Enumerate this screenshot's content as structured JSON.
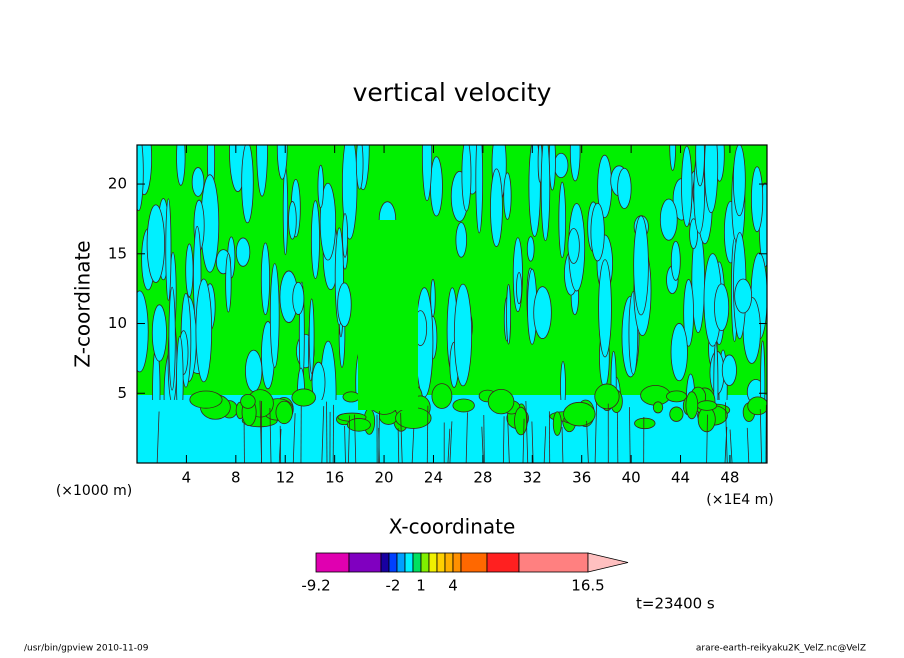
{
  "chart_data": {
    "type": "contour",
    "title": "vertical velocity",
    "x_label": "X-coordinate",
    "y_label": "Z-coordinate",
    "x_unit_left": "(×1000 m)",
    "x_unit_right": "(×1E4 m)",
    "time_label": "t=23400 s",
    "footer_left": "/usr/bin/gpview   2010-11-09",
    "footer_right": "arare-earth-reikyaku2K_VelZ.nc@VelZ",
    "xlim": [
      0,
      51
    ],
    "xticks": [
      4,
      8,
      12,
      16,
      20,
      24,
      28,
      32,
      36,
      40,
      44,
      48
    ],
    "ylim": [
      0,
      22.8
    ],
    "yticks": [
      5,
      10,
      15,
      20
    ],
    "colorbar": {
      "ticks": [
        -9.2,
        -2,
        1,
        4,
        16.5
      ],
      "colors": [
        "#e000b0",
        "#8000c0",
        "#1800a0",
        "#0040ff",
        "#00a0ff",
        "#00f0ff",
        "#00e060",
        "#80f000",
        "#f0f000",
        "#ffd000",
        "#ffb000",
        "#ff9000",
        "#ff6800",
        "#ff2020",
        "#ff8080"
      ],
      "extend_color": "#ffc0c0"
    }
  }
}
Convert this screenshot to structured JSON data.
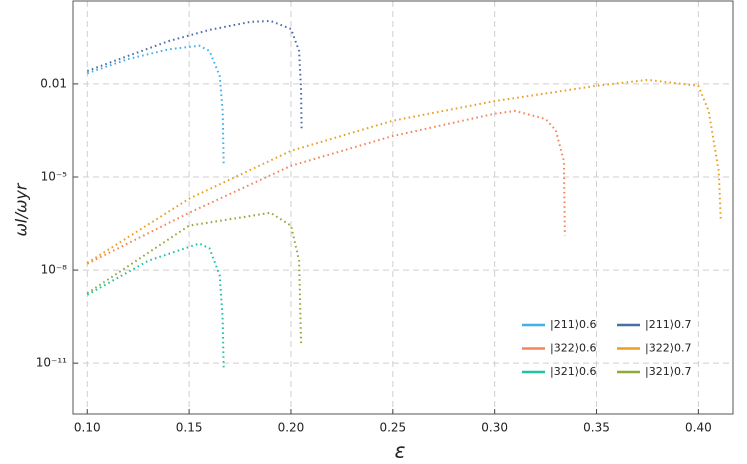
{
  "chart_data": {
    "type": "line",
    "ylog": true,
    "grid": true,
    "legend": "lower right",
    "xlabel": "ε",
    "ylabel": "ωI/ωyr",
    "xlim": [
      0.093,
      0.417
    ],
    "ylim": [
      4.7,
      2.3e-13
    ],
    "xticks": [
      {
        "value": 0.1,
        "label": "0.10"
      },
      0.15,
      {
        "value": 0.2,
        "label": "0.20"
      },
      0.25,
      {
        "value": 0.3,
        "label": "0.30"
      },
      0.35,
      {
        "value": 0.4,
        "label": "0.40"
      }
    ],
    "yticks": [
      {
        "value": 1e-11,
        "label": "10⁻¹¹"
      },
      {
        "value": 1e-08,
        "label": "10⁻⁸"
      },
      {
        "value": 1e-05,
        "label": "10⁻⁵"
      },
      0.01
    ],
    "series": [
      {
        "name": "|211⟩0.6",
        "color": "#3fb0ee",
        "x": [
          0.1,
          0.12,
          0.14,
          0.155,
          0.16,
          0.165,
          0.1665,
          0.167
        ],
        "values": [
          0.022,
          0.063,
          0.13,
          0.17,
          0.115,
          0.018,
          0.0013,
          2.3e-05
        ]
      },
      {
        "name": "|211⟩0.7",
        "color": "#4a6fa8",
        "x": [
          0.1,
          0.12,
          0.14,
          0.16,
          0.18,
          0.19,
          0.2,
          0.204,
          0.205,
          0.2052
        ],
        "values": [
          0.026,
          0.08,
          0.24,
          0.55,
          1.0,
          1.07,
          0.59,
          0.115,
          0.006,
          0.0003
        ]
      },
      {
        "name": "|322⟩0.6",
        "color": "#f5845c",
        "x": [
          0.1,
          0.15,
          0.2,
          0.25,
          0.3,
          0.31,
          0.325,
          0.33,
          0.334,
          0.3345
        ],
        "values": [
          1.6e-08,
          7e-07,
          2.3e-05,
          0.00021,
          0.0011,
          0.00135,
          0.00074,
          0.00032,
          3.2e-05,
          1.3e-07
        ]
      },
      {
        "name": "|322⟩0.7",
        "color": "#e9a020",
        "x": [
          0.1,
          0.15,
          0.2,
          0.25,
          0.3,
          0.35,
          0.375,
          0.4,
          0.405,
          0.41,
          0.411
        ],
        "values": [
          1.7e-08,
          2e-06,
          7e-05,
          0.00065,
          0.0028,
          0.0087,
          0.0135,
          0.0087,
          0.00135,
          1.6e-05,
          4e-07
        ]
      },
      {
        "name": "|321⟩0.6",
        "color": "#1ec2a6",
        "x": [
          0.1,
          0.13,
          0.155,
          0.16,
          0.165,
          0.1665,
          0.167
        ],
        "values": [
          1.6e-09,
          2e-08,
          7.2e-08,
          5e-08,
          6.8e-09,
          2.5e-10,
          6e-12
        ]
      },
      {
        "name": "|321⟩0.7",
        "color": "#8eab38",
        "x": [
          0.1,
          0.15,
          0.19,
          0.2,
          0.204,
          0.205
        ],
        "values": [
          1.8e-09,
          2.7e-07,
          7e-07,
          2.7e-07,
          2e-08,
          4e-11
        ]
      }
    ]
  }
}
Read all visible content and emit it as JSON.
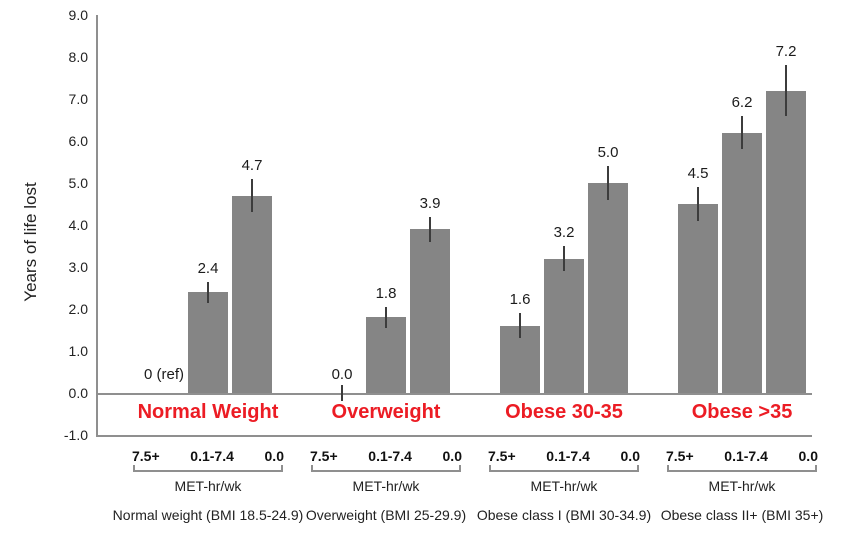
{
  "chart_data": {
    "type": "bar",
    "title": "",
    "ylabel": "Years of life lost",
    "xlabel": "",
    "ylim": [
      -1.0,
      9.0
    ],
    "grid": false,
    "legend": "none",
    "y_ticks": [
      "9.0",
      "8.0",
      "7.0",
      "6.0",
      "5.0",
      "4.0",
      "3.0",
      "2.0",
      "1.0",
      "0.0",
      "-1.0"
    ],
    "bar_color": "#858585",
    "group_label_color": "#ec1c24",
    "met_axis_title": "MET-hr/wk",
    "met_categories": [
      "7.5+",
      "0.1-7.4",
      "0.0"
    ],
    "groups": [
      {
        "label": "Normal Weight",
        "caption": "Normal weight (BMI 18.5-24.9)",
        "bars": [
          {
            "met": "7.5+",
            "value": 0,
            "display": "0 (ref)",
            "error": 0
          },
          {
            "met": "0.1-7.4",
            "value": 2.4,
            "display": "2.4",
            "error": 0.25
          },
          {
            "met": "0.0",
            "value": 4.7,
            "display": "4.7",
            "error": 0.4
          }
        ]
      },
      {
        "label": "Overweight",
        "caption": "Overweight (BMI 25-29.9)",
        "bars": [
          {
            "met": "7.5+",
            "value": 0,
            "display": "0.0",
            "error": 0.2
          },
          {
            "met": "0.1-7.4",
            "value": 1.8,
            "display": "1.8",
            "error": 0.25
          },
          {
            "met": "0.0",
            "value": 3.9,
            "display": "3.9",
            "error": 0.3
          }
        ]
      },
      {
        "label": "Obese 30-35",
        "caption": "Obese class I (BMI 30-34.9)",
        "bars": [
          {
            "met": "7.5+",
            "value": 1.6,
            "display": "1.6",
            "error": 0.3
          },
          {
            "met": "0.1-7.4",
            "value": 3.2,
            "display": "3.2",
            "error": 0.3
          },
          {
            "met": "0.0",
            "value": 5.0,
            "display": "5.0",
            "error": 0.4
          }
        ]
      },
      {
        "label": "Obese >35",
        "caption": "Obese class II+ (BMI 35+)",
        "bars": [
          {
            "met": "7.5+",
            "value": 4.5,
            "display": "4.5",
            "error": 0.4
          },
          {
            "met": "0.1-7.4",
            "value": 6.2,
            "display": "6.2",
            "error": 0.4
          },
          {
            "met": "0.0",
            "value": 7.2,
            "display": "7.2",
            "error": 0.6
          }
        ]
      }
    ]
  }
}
==================================================
→ **Problem**
Output the material word for word, omitting its pictures.

→ **Answer to this exercise**
Enumerate this screenshot's content as structured JSON.
{
  "chart_data": {
    "type": "contour",
    "title": "vertical velocity",
    "x_label": "X-coordinate",
    "y_label": "Z-coordinate",
    "x_unit_left": "(×1000 m)",
    "x_unit_right": "(×1E4 m)",
    "time_label": "t=23400 s",
    "footer_left": "/usr/bin/gpview   2010-11-09",
    "footer_right": "arare-earth-reikyaku2K_VelZ.nc@VelZ",
    "xlim": [
      0,
      51
    ],
    "xticks": [
      4,
      8,
      12,
      16,
      20,
      24,
      28,
      32,
      36,
      40,
      44,
      48
    ],
    "ylim": [
      0,
      22.8
    ],
    "yticks": [
      5,
      10,
      15,
      20
    ],
    "colorbar": {
      "ticks": [
        -9.2,
        -2,
        1,
        4,
        16.5
      ],
      "colors": [
        "#e000b0",
        "#8000c0",
        "#1800a0",
        "#0040ff",
        "#00a0ff",
        "#00f0ff",
        "#00e060",
        "#80f000",
        "#f0f000",
        "#ffd000",
        "#ffb000",
        "#ff9000",
        "#ff6800",
        "#ff2020",
        "#ff8080"
      ],
      "extend_color": "#ffc0c0"
    }
  }
}
Convert this screenshot to structured JSON data.
{
  "chart_data": {
    "type": "line",
    "ylog": true,
    "grid": true,
    "legend": "lower right",
    "xlabel": "ε",
    "ylabel": "ωI/ωyr",
    "xlim": [
      0.093,
      0.417
    ],
    "ylim": [
      4.7,
      2.3e-13
    ],
    "xticks": [
      {
        "value": 0.1,
        "label": "0.10"
      },
      0.15,
      {
        "value": 0.2,
        "label": "0.20"
      },
      0.25,
      {
        "value": 0.3,
        "label": "0.30"
      },
      0.35,
      {
        "value": 0.4,
        "label": "0.40"
      }
    ],
    "yticks": [
      {
        "value": 1e-11,
        "label": "10⁻¹¹"
      },
      {
        "value": 1e-08,
        "label": "10⁻⁸"
      },
      {
        "value": 1e-05,
        "label": "10⁻⁵"
      },
      0.01
    ],
    "series": [
      {
        "name": "|211⟩0.6",
        "color": "#3fb0ee",
        "x": [
          0.1,
          0.12,
          0.14,
          0.155,
          0.16,
          0.165,
          0.1665,
          0.167
        ],
        "values": [
          0.022,
          0.063,
          0.13,
          0.17,
          0.115,
          0.018,
          0.0013,
          2.3e-05
        ]
      },
      {
        "name": "|211⟩0.7",
        "color": "#4a6fa8",
        "x": [
          0.1,
          0.12,
          0.14,
          0.16,
          0.18,
          0.19,
          0.2,
          0.204,
          0.205,
          0.2052
        ],
        "values": [
          0.026,
          0.08,
          0.24,
          0.55,
          1.0,
          1.07,
          0.59,
          0.115,
          0.006,
          0.0003
        ]
      },
      {
        "name": "|322⟩0.6",
        "color": "#f5845c",
        "x": [
          0.1,
          0.15,
          0.2,
          0.25,
          0.3,
          0.31,
          0.325,
          0.33,
          0.334,
          0.3345
        ],
        "values": [
          1.6e-08,
          7e-07,
          2.3e-05,
          0.00021,
          0.0011,
          0.00135,
          0.00074,
          0.00032,
          3.2e-05,
          1.3e-07
        ]
      },
      {
        "name": "|322⟩0.7",
        "color": "#e9a020",
        "x": [
          0.1,
          0.15,
          0.2,
          0.25,
          0.3,
          0.35,
          0.375,
          0.4,
          0.405,
          0.41,
          0.411
        ],
        "values": [
          1.7e-08,
          2e-06,
          7e-05,
          0.00065,
          0.0028,
          0.0087,
          0.0135,
          0.0087,
          0.00135,
          1.6e-05,
          4e-07
        ]
      },
      {
        "name": "|321⟩0.6",
        "color": "#1ec2a6",
        "x": [
          0.1,
          0.13,
          0.155,
          0.16,
          0.165,
          0.1665,
          0.167
        ],
        "values": [
          1.6e-09,
          2e-08,
          7.2e-08,
          5e-08,
          6.8e-09,
          2.5e-10,
          6e-12
        ]
      },
      {
        "name": "|321⟩0.7",
        "color": "#8eab38",
        "x": [
          0.1,
          0.15,
          0.19,
          0.2,
          0.204,
          0.205
        ],
        "values": [
          1.8e-09,
          2.7e-07,
          7e-07,
          2.7e-07,
          2e-08,
          4e-11
        ]
      }
    ]
  }
}
Read all visible content and emit it as JSON.
{
  "chart_data": {
    "type": "bar",
    "title": "",
    "ylabel": "Years of life lost",
    "xlabel": "",
    "ylim": [
      -1.0,
      9.0
    ],
    "grid": false,
    "legend": "none",
    "y_ticks": [
      "9.0",
      "8.0",
      "7.0",
      "6.0",
      "5.0",
      "4.0",
      "3.0",
      "2.0",
      "1.0",
      "0.0",
      "-1.0"
    ],
    "bar_color": "#858585",
    "group_label_color": "#ec1c24",
    "met_axis_title": "MET-hr/wk",
    "met_categories": [
      "7.5+",
      "0.1-7.4",
      "0.0"
    ],
    "groups": [
      {
        "label": "Normal Weight",
        "caption": "Normal weight (BMI 18.5-24.9)",
        "bars": [
          {
            "met": "7.5+",
            "value": 0,
            "display": "0 (ref)",
            "error": 0
          },
          {
            "met": "0.1-7.4",
            "value": 2.4,
            "display": "2.4",
            "error": 0.25
          },
          {
            "met": "0.0",
            "value": 4.7,
            "display": "4.7",
            "error": 0.4
          }
        ]
      },
      {
        "label": "Overweight",
        "caption": "Overweight (BMI 25-29.9)",
        "bars": [
          {
            "met": "7.5+",
            "value": 0,
            "display": "0.0",
            "error": 0.2
          },
          {
            "met": "0.1-7.4",
            "value": 1.8,
            "display": "1.8",
            "error": 0.25
          },
          {
            "met": "0.0",
            "value": 3.9,
            "display": "3.9",
            "error": 0.3
          }
        ]
      },
      {
        "label": "Obese 30-35",
        "caption": "Obese class I (BMI 30-34.9)",
        "bars": [
          {
            "met": "7.5+",
            "value": 1.6,
            "display": "1.6",
            "error": 0.3
          },
          {
            "met": "0.1-7.4",
            "value": 3.2,
            "display": "3.2",
            "error": 0.3
          },
          {
            "met": "0.0",
            "value": 5.0,
            "display": "5.0",
            "error": 0.4
          }
        ]
      },
      {
        "label": "Obese >35",
        "caption": "Obese class II+ (BMI 35+)",
        "bars": [
          {
            "met": "7.5+",
            "value": 4.5,
            "display": "4.5",
            "error": 0.4
          },
          {
            "met": "0.1-7.4",
            "value": 6.2,
            "display": "6.2",
            "error": 0.4
          },
          {
            "met": "0.0",
            "value": 7.2,
            "display": "7.2",
            "error": 0.6
          }
        ]
      }
    ]
  }
}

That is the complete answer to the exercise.